--- DATASET RECORDS ---
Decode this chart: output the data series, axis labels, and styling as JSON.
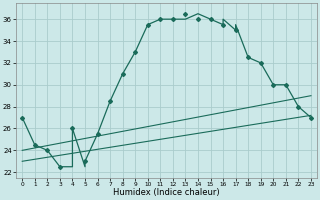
{
  "xlabel": "Humidex (Indice chaleur)",
  "background_color": "#cce8e8",
  "grid_color": "#aacccc",
  "line_color": "#1a6b5a",
  "ylim": [
    21.5,
    37.5
  ],
  "xlim": [
    -0.5,
    23.5
  ],
  "yticks": [
    22,
    24,
    26,
    28,
    30,
    32,
    34,
    36
  ],
  "xticks": [
    0,
    1,
    2,
    3,
    4,
    5,
    6,
    7,
    8,
    9,
    10,
    11,
    12,
    13,
    14,
    15,
    16,
    17,
    18,
    19,
    20,
    21,
    22,
    23
  ],
  "main_x": [
    0,
    1,
    2,
    3,
    4,
    4,
    5,
    5,
    6,
    7,
    8,
    9,
    10,
    11,
    12,
    13,
    14,
    15,
    15,
    16,
    16,
    17,
    17,
    18,
    19,
    20,
    21,
    22,
    23
  ],
  "main_y": [
    27,
    24.5,
    24,
    22.5,
    22.5,
    26.0,
    22.5,
    23.0,
    25.5,
    28.5,
    31.0,
    33.0,
    35.5,
    36.0,
    36.0,
    36.0,
    36.5,
    36.0,
    36.0,
    35.5,
    36.0,
    35.0,
    35.5,
    32.5,
    32.0,
    30.0,
    30.0,
    28.0,
    27.0
  ],
  "marker_x": [
    0,
    1,
    2,
    3,
    4,
    5,
    6,
    7,
    8,
    9,
    10,
    11,
    12,
    13,
    14,
    15,
    16,
    17,
    18,
    19,
    20,
    21,
    22,
    23
  ],
  "marker_y": [
    27,
    24.5,
    24,
    22.5,
    26.0,
    23.0,
    25.5,
    28.5,
    31.0,
    33.0,
    35.5,
    36.0,
    36.0,
    36.5,
    36.0,
    36.0,
    35.5,
    35.0,
    32.5,
    32.0,
    30.0,
    30.0,
    28.0,
    27.0
  ],
  "line1_x": [
    0,
    23
  ],
  "line1_y": [
    24.0,
    29.0
  ],
  "line2_x": [
    0,
    23
  ],
  "line2_y": [
    23.0,
    27.2
  ]
}
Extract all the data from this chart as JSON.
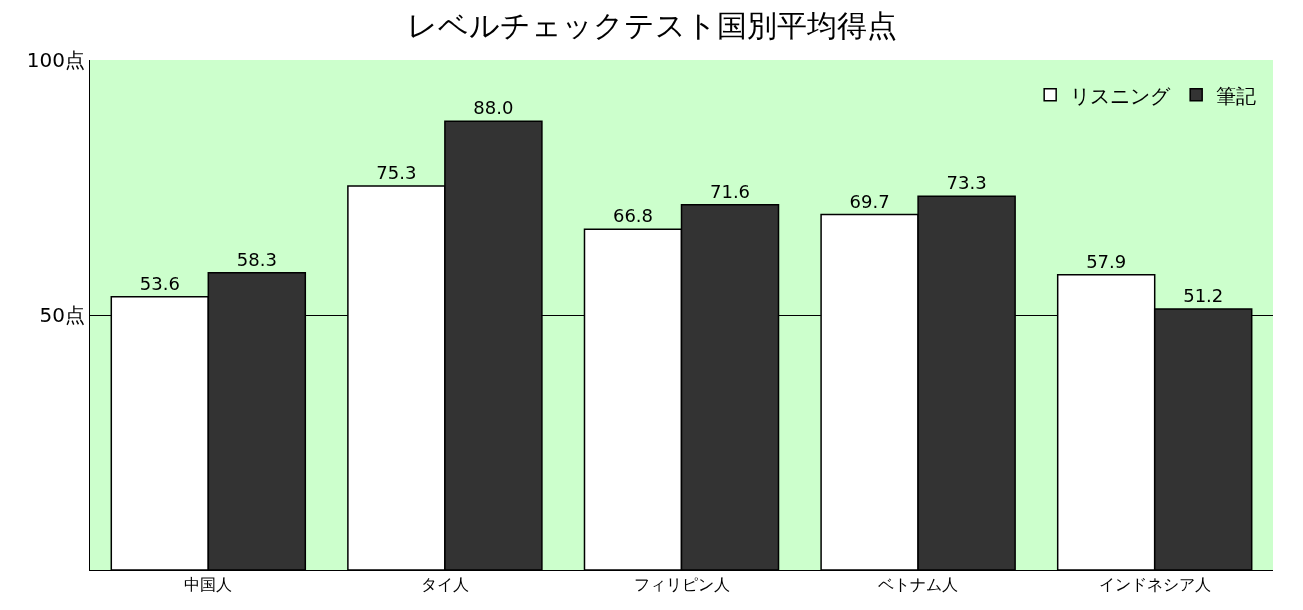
{
  "chart_data": {
    "type": "bar",
    "title": "レベルチェックテスト国別平均得点",
    "categories": [
      "中国人",
      "タイ人",
      "フィリピン人",
      "ベトナム人",
      "インドネシア人"
    ],
    "series": [
      {
        "name": "リスニング",
        "color": "#ffffff",
        "values": [
          53.6,
          75.3,
          66.8,
          69.7,
          57.9
        ]
      },
      {
        "name": "筆記",
        "color": "#333333",
        "values": [
          58.3,
          88.0,
          71.6,
          73.3,
          51.2
        ]
      }
    ],
    "value_labels": [
      [
        "53.6",
        "75.3",
        "66.8",
        "69.7",
        "57.9"
      ],
      [
        "58.3",
        "88.0",
        "71.6",
        "73.3",
        "51.2"
      ]
    ],
    "ylim": [
      0,
      100
    ],
    "yticks": [
      {
        "value": 0,
        "label": null
      },
      {
        "value": 50,
        "label": "50点"
      },
      {
        "value": 100,
        "label": "100点"
      }
    ],
    "grid": "y",
    "legend": "top right"
  }
}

--- REQUIREMENTS ---
Copy exactly the lines from the line containing "Extract all the data from this chart as JSON." through the last line of the records, both included, and omit every picture.

--- COMPLETE OUTPUT ---
Extract all the data from this chart as JSON.
{
  "chart_data": {
    "type": "bar",
    "title": "レベルチェックテスト国別平均得点",
    "categories": [
      "中国人",
      "タイ人",
      "フィリピン人",
      "ベトナム人",
      "インドネシア人"
    ],
    "series": [
      {
        "name": "リスニング",
        "color": "#ffffff",
        "values": [
          53.6,
          75.3,
          66.8,
          69.7,
          57.9
        ]
      },
      {
        "name": "筆記",
        "color": "#333333",
        "values": [
          58.3,
          88.0,
          71.6,
          73.3,
          51.2
        ]
      }
    ],
    "value_labels": [
      [
        "53.6",
        "75.3",
        "66.8",
        "69.7",
        "57.9"
      ],
      [
        "58.3",
        "88.0",
        "71.6",
        "73.3",
        "51.2"
      ]
    ],
    "ylim": [
      0,
      100
    ],
    "yticks": [
      {
        "value": 0,
        "label": null
      },
      {
        "value": 50,
        "label": "50点"
      },
      {
        "value": 100,
        "label": "100点"
      }
    ],
    "grid": "y",
    "legend": "top right"
  }
}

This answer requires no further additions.